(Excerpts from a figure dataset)

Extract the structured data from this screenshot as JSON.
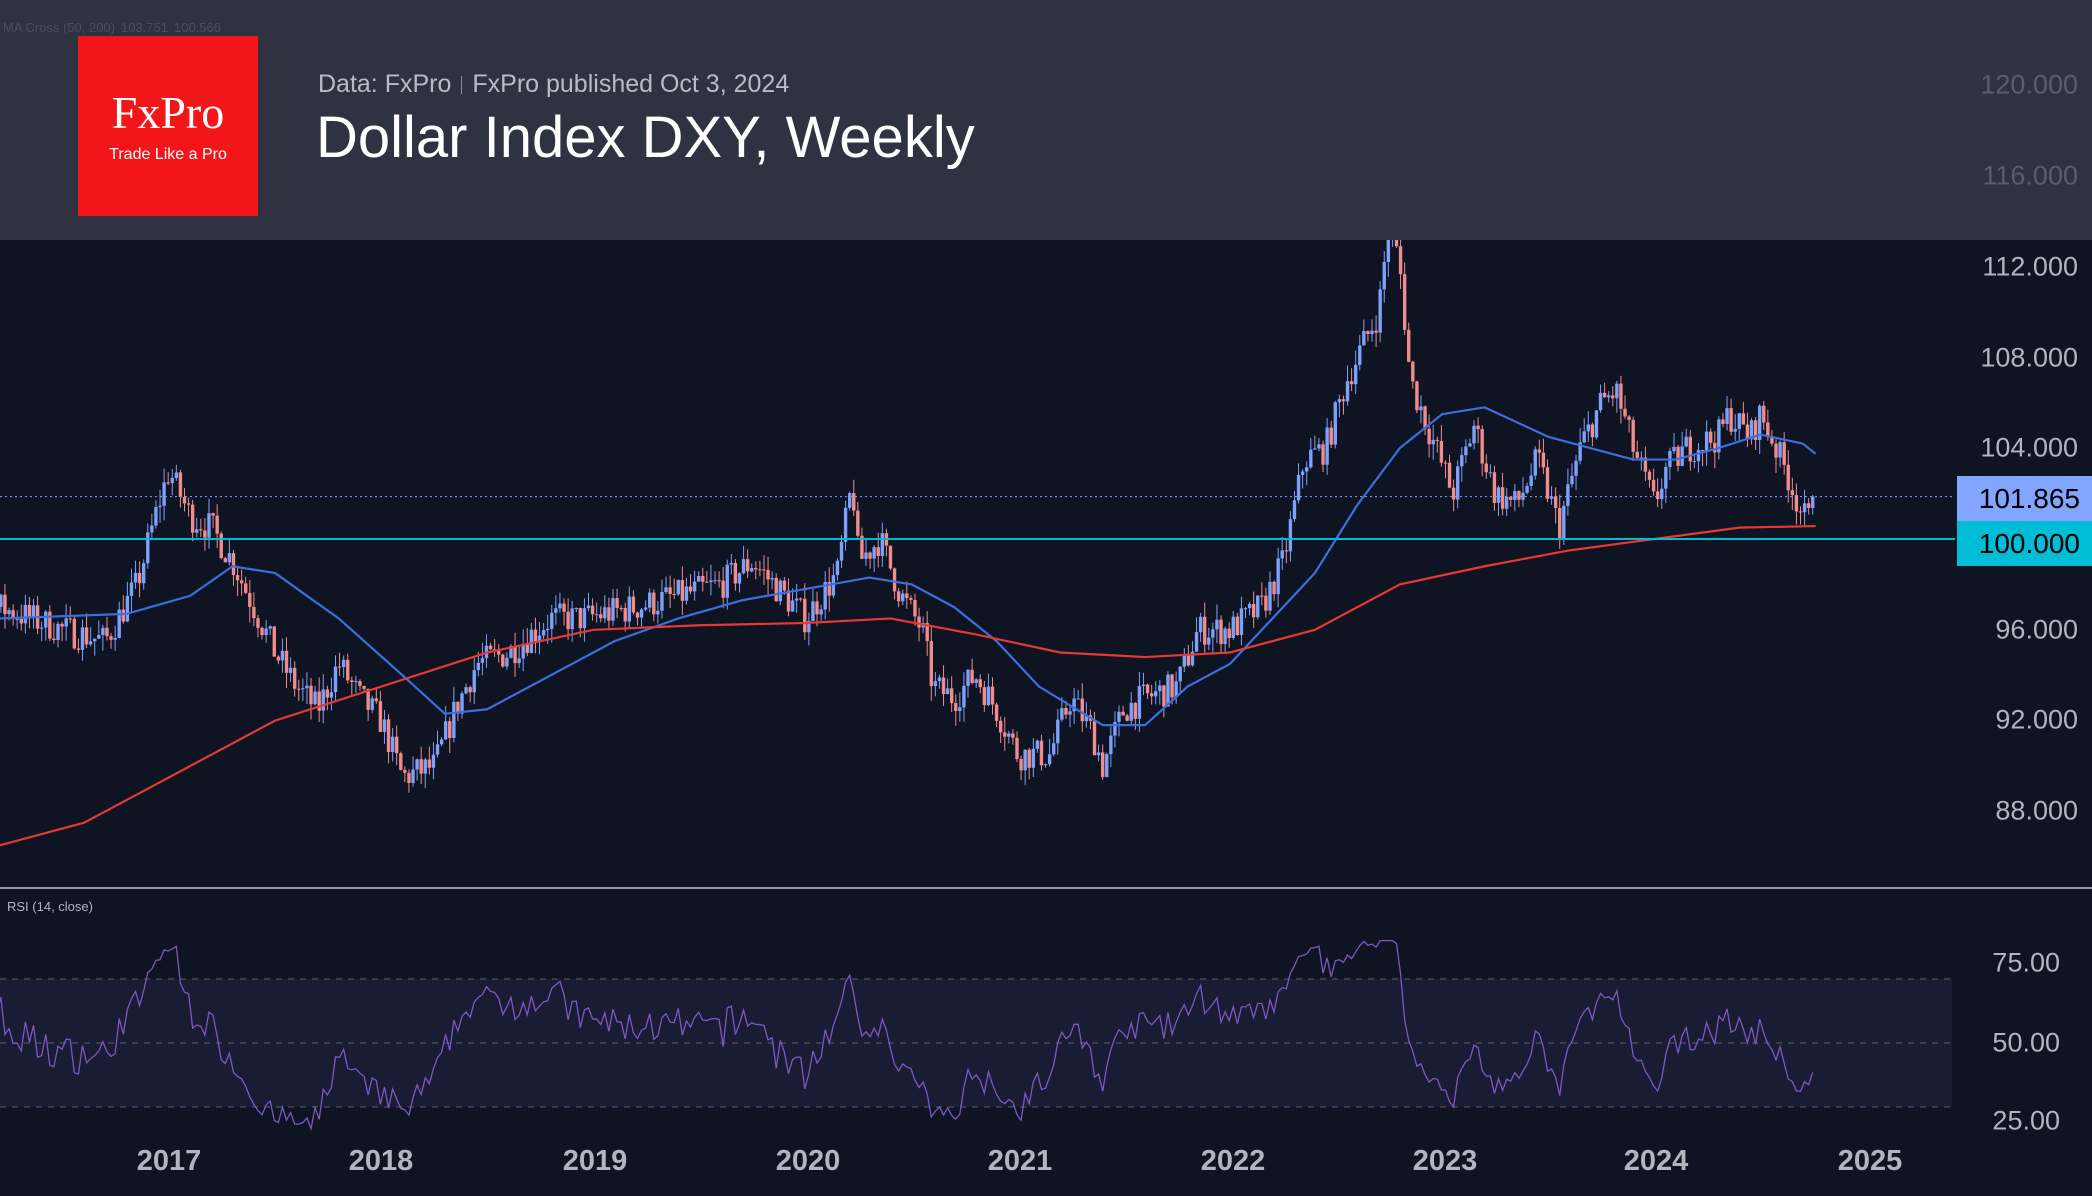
{
  "header": {
    "data_source": "Data: FxPro",
    "published": "FxPro published Oct 3, 2024",
    "title": "Dollar Index DXY, Weekly",
    "logo_brand": "FxPro",
    "logo_tagline": "Trade Like a Pro",
    "ma_legend": {
      "label": "MA Cross (50, 200)",
      "ma50": "103.751",
      "ma200": "100.566"
    }
  },
  "colors": {
    "up": "#7da0fa",
    "down": "#f08c8c",
    "ma50": "#3b6fe0",
    "ma200": "#e53935",
    "level": "#00bcd4",
    "last": "#82a5ff",
    "rsi": "#7e57c2"
  },
  "chart_data": [
    {
      "type": "candlestick",
      "title": "Dollar Index DXY, Weekly",
      "x_unit": "year",
      "xlim": [
        2016.2,
        2025.5
      ],
      "ylim": [
        85,
        121
      ],
      "y_ticks": [
        "120.000",
        "116.000",
        "112.000",
        "108.000",
        "104.000",
        "96.000",
        "92.000",
        "88.000"
      ],
      "x_ticks": [
        "2017",
        "2018",
        "2019",
        "2020",
        "2021",
        "2022",
        "2023",
        "2024",
        "2025"
      ],
      "last_price": "101.865",
      "horizontal_level": "100.000",
      "price_path": [
        [
          2015.9,
          97
        ],
        [
          2016.2,
          97
        ],
        [
          2016.5,
          96
        ],
        [
          2016.7,
          95.5
        ],
        [
          2016.85,
          98
        ],
        [
          2016.95,
          101.5
        ],
        [
          2017.0,
          103
        ],
        [
          2017.1,
          101
        ],
        [
          2017.2,
          100.5
        ],
        [
          2017.3,
          99
        ],
        [
          2017.4,
          97
        ],
        [
          2017.5,
          95
        ],
        [
          2017.6,
          93.5
        ],
        [
          2017.7,
          92.5
        ],
        [
          2017.8,
          94.5
        ],
        [
          2017.9,
          93
        ],
        [
          2018.0,
          92
        ],
        [
          2018.1,
          89.5
        ],
        [
          2018.25,
          90
        ],
        [
          2018.35,
          92.5
        ],
        [
          2018.45,
          94.5
        ],
        [
          2018.6,
          95
        ],
        [
          2018.8,
          96.5
        ],
        [
          2018.95,
          96.5
        ],
        [
          2019.2,
          97
        ],
        [
          2019.4,
          97.5
        ],
        [
          2019.6,
          98
        ],
        [
          2019.75,
          99
        ],
        [
          2019.9,
          97.5
        ],
        [
          2020.0,
          96.5
        ],
        [
          2020.15,
          98.5
        ],
        [
          2020.22,
          102.5
        ],
        [
          2020.25,
          99
        ],
        [
          2020.35,
          100
        ],
        [
          2020.45,
          97.5
        ],
        [
          2020.55,
          96
        ],
        [
          2020.6,
          93.5
        ],
        [
          2020.7,
          93
        ],
        [
          2020.8,
          94
        ],
        [
          2020.9,
          92.5
        ],
        [
          2021.0,
          90.5
        ],
        [
          2021.15,
          90.5
        ],
        [
          2021.25,
          93
        ],
        [
          2021.35,
          91.5
        ],
        [
          2021.4,
          90
        ],
        [
          2021.5,
          92.5
        ],
        [
          2021.6,
          93
        ],
        [
          2021.75,
          93.5
        ],
        [
          2021.85,
          96
        ],
        [
          2022.0,
          96
        ],
        [
          2022.15,
          97
        ],
        [
          2022.25,
          99
        ],
        [
          2022.35,
          103.5
        ],
        [
          2022.45,
          104
        ],
        [
          2022.55,
          107
        ],
        [
          2022.7,
          110
        ],
        [
          2022.75,
          114
        ],
        [
          2022.8,
          112
        ],
        [
          2022.85,
          107
        ],
        [
          2022.95,
          104.5
        ],
        [
          2023.05,
          102
        ],
        [
          2023.15,
          105
        ],
        [
          2023.25,
          102
        ],
        [
          2023.35,
          101.5
        ],
        [
          2023.45,
          103.5
        ],
        [
          2023.55,
          100.5
        ],
        [
          2023.65,
          104
        ],
        [
          2023.75,
          106
        ],
        [
          2023.82,
          106.5
        ],
        [
          2023.9,
          104
        ],
        [
          2024.0,
          101.5
        ],
        [
          2024.05,
          103
        ],
        [
          2024.15,
          104
        ],
        [
          2024.3,
          104.5
        ],
        [
          2024.35,
          105.5
        ],
        [
          2024.45,
          104.5
        ],
        [
          2024.5,
          105.5
        ],
        [
          2024.55,
          104.5
        ],
        [
          2024.62,
          103
        ],
        [
          2024.7,
          101
        ],
        [
          2024.73,
          100.8
        ],
        [
          2024.76,
          101.865
        ]
      ],
      "series": [
        {
          "name": "MA 50",
          "points": [
            [
              2016.2,
              96.5
            ],
            [
              2016.8,
              96.7
            ],
            [
              2017.1,
              97.5
            ],
            [
              2017.3,
              98.8
            ],
            [
              2017.5,
              98.5
            ],
            [
              2017.8,
              96.5
            ],
            [
              2018.1,
              94
            ],
            [
              2018.3,
              92.3
            ],
            [
              2018.5,
              92.5
            ],
            [
              2018.8,
              94
            ],
            [
              2019.1,
              95.5
            ],
            [
              2019.4,
              96.5
            ],
            [
              2019.7,
              97.3
            ],
            [
              2020.0,
              97.8
            ],
            [
              2020.3,
              98.3
            ],
            [
              2020.5,
              98
            ],
            [
              2020.7,
              97
            ],
            [
              2020.9,
              95.5
            ],
            [
              2021.1,
              93.5
            ],
            [
              2021.4,
              91.8
            ],
            [
              2021.6,
              91.8
            ],
            [
              2021.8,
              93.5
            ],
            [
              2022.0,
              94.5
            ],
            [
              2022.2,
              96.5
            ],
            [
              2022.4,
              98.5
            ],
            [
              2022.6,
              101.5
            ],
            [
              2022.8,
              104
            ],
            [
              2023.0,
              105.5
            ],
            [
              2023.2,
              105.8
            ],
            [
              2023.5,
              104.5
            ],
            [
              2023.7,
              104
            ],
            [
              2023.9,
              103.5
            ],
            [
              2024.1,
              103.5
            ],
            [
              2024.3,
              104
            ],
            [
              2024.5,
              104.6
            ],
            [
              2024.7,
              104.2
            ],
            [
              2024.76,
              103.75
            ]
          ]
        },
        {
          "name": "MA 200",
          "points": [
            [
              2016.2,
              86.5
            ],
            [
              2016.6,
              87.5
            ],
            [
              2017.0,
              89.5
            ],
            [
              2017.5,
              92
            ],
            [
              2018.0,
              93.5
            ],
            [
              2018.5,
              95
            ],
            [
              2019.0,
              96
            ],
            [
              2019.5,
              96.2
            ],
            [
              2020.0,
              96.3
            ],
            [
              2020.4,
              96.5
            ],
            [
              2020.8,
              95.8
            ],
            [
              2021.2,
              95
            ],
            [
              2021.6,
              94.8
            ],
            [
              2022.0,
              95
            ],
            [
              2022.4,
              96
            ],
            [
              2022.8,
              98
            ],
            [
              2023.2,
              98.8
            ],
            [
              2023.6,
              99.5
            ],
            [
              2024.0,
              100
            ],
            [
              2024.4,
              100.5
            ],
            [
              2024.76,
              100.57
            ]
          ]
        }
      ]
    },
    {
      "type": "line",
      "title": "RSI (14, close)",
      "ylim": [
        20,
        85
      ],
      "y_ticks": [
        "75.00",
        "50.00",
        "25.00"
      ],
      "band": [
        30,
        70
      ]
    }
  ]
}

EXERCISE TASK → Above are the records; copy every line in them that holds the word "title".

OUTPUT FOR THIS EXERCISE →
    "title": "Dollar Index DXY, Weekly",
      "title": "Dollar Index DXY, Weekly",
      "title": "RSI (14, close)",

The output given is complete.